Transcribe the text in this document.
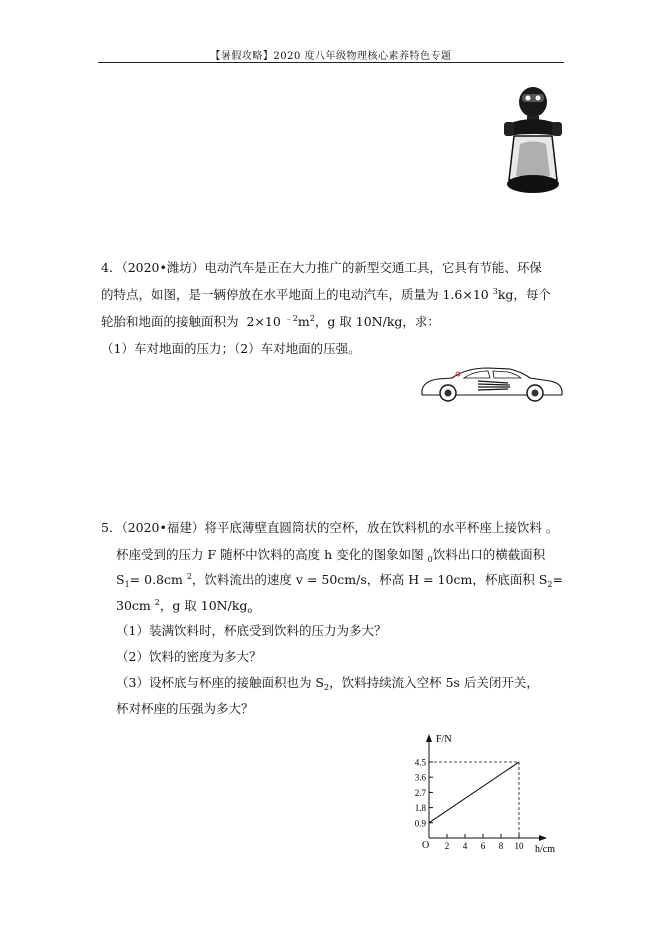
【暑假攻略】2020 度八年级物理核心素养特色专题
4．（2020•潍坊）电动汽车是正在大力推广的新型交通工具，它具有节能、环保
的特点，如图，是一辆停放在水平地面上的电动汽车，质量为 1.6×10 $^3$kg，每个
轮胎和地面的接触面积为  2×10 $^{﹣2}m^2$，g 取 10N/kg，求：
（1）车对地面的压力；（2）车对地面的压强。
5．（2020•福建）将平底薄壁直圆筒状的空杯，放在饮料机的水平杯座上接饮料 。
杯座受到的压力 F 随杯中饮料的高度 h 变化的图象如图 $_0$饮料出口的横截面积
$S_1= 0.8cm$ $^2$，饮料流出的速度 v = 50cm/s，杯高 H = 10cm，杯底面积 $S_2=$
30cm $^2$，g 取 $10N/kg_o$
（1）装满饮料时，杯底受到饮料的压力为多大？
（2）饮料的密度为多大？
（3）设杯底与杯座的接触面积也为 $S_2$，饮料持续流入空杯 5s 后关闭开关，
杯对杯座的压强为多大？
F/N
h/cm
O
0.9
1.8
2.7
3.6
4.5
2 4 6 8 10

* * *

SHORT TASK: Give an exact reproduction of every line, leaving out any picture.

SOLUTION FOR THIS TASK:
Transcribe the text in this document.
【暑假攻略】2020 度八年级物理核心素养特色专题
4．（2020•潍坊）电动汽车是正在大力推广的新型交通工具，它具有节能、环保
的特点，如图，是一辆停放在水平地面上的电动汽车，质量为 1.6×10 $^3$kg，每个
轮胎和地面的接触面积为  2×10 $^{﹣2}m^2$，g 取 10N/kg，求：
（1）车对地面的压力；（2）车对地面的压强。
5．（2020•福建）将平底薄壁直圆筒状的空杯，放在饮料机的水平杯座上接饮料 。
杯座受到的压力 F 随杯中饮料的高度 h 变化的图象如图 $_0$饮料出口的横截面积
$S_1= 0.8cm$ $^2$，饮料流出的速度 v = 50cm/s，杯高 H = 10cm，杯底面积 $S_2=$
30cm $^2$，g 取 $10N/kg_o$
（1）装满饮料时，杯底受到饮料的压力为多大？
（2）饮料的密度为多大？
（3）设杯底与杯座的接触面积也为 $S_2$，饮料持续流入空杯 5s 后关闭开关，
杯对杯座的压强为多大？
F/N
h/cm
O
0.9
1.8
2.7
3.6
4.5
2 4 6 8 10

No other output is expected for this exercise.